[Collected data entries]
++++++

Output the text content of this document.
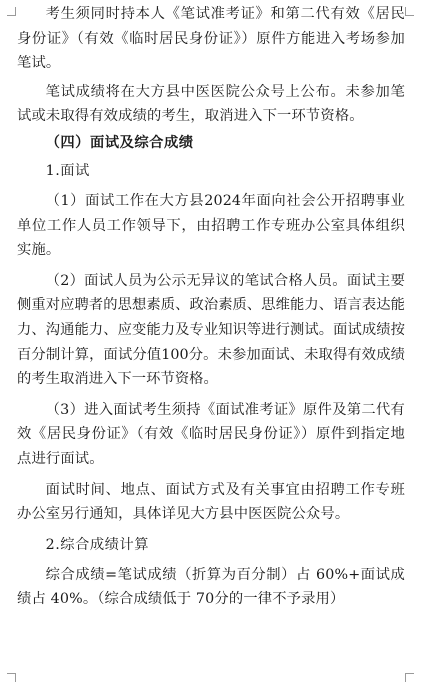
考生须同时持本人《笔试准考证》和第二代有效《居民身份证》（有效《临时居民身份证》）原件方能进入考场参加笔试。

笔试成绩将在大方县中医医院公众号上公布。未参加笔试或未取得有效成绩的考生，取消进入下一环节资格。

（四）面试及综合成绩

1.面试

（1）面试工作在大方县2024年面向社会公开招聘事业单位工作人员工作领导下，由招聘工作专班办公室具体组织实施。

（2）面试人员为公示无异议的笔试合格人员。面试主要侧重对应聘者的思想素质、政治素质、思维能力、语言表达能力、沟通能力、应变能力及专业知识等进行测试。面试成绩按百分制计算，面试分值100分。未参加面试、未取得有效成绩的考生取消进入下一环节资格。

（3）进入面试考生须持《面试准考证》原件及第二代有效《居民身份证》（有效《临时居民身份证》）原件到指定地点进行面试。

面试时间、地点、面试方式及有关事宜由招聘工作专班办公室另行通知，具体详见大方县中医医院公众号。

2.综合成绩计算

综合成绩=笔试成绩（折算为百分制）占 60%+面试成绩占 40%。（综合成绩低于 70分的一律不予录用）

++++++

[Task to carry out]:
Please write out all the data again word for word, but not the pictures.

[Complete answer]:
Output the text content of this document.
考生须同时持本人《笔试准考证》和第二代有效《居民身份证》（有效《临时居民身份证》）原件方能进入考场参加笔试。

笔试成绩将在大方县中医医院公众号上公布。未参加笔试或未取得有效成绩的考生，取消进入下一环节资格。

（四）面试及综合成绩

1.面试

（1）面试工作在大方县2024年面向社会公开招聘事业单位工作人员工作领导下，由招聘工作专班办公室具体组织实施。

（2）面试人员为公示无异议的笔试合格人员。面试主要侧重对应聘者的思想素质、政治素质、思维能力、语言表达能力、沟通能力、应变能力及专业知识等进行测试。面试成绩按百分制计算，面试分值100分。未参加面试、未取得有效成绩的考生取消进入下一环节资格。

（3）进入面试考生须持《面试准考证》原件及第二代有效《居民身份证》（有效《临时居民身份证》）原件到指定地点进行面试。

面试时间、地点、面试方式及有关事宜由招聘工作专班办公室另行通知，具体详见大方县中医医院公众号。

2.综合成绩计算

综合成绩=笔试成绩（折算为百分制）占 60%+面试成绩占 40%。（综合成绩低于 70分的一律不予录用）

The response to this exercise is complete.